Objective = Copy every line from the records below that holds the word "года".

### Given records ###

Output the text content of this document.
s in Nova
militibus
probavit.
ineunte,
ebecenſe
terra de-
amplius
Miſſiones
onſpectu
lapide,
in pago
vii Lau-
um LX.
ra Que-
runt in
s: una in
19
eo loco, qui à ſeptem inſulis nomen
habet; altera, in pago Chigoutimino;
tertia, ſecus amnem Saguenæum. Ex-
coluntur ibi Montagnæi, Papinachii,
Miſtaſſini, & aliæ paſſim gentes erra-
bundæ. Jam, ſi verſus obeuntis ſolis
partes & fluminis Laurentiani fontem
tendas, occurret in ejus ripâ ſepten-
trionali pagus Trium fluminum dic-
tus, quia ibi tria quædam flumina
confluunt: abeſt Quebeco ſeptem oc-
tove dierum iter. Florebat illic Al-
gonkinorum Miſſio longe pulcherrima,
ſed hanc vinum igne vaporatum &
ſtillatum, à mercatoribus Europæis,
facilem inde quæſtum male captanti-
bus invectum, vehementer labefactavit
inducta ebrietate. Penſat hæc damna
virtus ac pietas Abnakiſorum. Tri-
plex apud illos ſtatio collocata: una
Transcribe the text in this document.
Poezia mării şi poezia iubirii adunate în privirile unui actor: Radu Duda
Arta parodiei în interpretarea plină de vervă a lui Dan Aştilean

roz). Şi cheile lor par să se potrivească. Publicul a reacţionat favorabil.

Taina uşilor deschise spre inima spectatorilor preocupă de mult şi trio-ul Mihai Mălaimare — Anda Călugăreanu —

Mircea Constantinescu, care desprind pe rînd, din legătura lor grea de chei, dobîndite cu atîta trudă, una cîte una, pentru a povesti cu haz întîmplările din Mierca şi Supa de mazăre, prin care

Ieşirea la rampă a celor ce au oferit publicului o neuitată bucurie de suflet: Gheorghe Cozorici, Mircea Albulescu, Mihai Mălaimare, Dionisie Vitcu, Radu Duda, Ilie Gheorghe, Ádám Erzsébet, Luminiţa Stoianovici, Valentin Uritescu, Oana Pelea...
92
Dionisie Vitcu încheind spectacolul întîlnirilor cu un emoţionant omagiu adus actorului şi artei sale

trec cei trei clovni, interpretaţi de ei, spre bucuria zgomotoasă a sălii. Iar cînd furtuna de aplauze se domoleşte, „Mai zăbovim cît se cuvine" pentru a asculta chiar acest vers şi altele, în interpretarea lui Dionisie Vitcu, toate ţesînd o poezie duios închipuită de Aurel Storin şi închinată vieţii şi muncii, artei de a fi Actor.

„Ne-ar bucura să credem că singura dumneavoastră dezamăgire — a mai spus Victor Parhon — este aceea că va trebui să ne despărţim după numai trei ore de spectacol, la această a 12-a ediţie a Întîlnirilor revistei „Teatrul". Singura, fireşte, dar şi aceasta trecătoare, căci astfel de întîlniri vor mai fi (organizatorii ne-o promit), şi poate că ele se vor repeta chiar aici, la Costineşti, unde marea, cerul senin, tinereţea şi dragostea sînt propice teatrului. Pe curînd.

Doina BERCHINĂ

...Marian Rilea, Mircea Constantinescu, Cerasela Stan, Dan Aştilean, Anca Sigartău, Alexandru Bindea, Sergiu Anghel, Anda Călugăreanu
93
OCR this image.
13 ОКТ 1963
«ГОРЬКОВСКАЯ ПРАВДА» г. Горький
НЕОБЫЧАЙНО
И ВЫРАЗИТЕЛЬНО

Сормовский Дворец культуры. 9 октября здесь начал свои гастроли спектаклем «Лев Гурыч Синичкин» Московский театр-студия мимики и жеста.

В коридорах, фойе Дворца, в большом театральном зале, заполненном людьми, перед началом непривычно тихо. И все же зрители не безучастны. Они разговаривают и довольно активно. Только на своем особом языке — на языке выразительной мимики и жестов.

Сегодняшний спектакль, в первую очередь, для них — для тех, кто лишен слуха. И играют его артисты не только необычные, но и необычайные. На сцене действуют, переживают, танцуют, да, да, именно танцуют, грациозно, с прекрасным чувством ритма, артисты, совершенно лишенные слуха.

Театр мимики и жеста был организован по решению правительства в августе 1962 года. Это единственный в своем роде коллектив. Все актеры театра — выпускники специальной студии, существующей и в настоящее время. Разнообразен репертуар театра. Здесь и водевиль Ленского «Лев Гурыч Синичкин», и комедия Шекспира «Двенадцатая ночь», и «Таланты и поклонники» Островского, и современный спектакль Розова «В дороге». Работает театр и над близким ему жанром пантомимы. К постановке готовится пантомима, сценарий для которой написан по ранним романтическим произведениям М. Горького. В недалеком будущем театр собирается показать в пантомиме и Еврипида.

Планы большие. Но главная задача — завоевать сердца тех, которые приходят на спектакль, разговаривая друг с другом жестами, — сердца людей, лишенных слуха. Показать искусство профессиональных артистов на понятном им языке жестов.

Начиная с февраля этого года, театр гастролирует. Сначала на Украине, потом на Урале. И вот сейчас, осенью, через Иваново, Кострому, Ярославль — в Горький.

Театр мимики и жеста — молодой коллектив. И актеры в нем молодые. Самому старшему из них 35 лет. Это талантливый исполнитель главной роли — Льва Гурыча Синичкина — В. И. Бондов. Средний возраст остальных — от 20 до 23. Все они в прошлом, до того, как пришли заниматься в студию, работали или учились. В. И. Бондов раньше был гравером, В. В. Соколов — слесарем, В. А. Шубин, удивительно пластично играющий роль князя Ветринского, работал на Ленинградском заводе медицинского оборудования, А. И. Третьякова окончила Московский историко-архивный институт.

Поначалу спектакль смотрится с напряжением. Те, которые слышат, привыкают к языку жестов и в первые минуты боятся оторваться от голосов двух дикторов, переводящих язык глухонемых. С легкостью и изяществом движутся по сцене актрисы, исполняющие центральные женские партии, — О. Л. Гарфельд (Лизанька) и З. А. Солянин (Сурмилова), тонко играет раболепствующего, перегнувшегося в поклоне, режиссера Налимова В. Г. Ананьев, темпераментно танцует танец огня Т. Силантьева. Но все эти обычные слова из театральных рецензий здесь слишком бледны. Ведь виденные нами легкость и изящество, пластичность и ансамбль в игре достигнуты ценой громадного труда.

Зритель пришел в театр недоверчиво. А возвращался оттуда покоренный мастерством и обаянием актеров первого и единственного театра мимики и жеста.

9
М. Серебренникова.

###

Correct result =
Театр мимики и жеста был организован по решению правительства в августе 1962 года. Это единственный в своем роде коллектив. Все актеры театра — выпускники специальной студии, существующей и в настоящее время. Разнообразен репертуар театра. Здесь и водевиль Ленского «Лев Гурыч Синичкин», и комедия Шекспира «Двенадцатая ночь», и «Таланты и поклонники» Островского, и современный спектакль Розова «В дороге». Работает театр и над близким ему жанром пантомимы. К постановке готовится пантомима, сценарий для которой написан по ранним романтическим произведениям М. Горького. В недалеком будущем театр собирается показать в пантомиме и Еврипида.
Начиная с февраля этого года, театр гастролирует. Сначала на Украине, потом на Урале. И вот сейчас, осенью, через Иваново, Кострому, Ярославль — в Горький.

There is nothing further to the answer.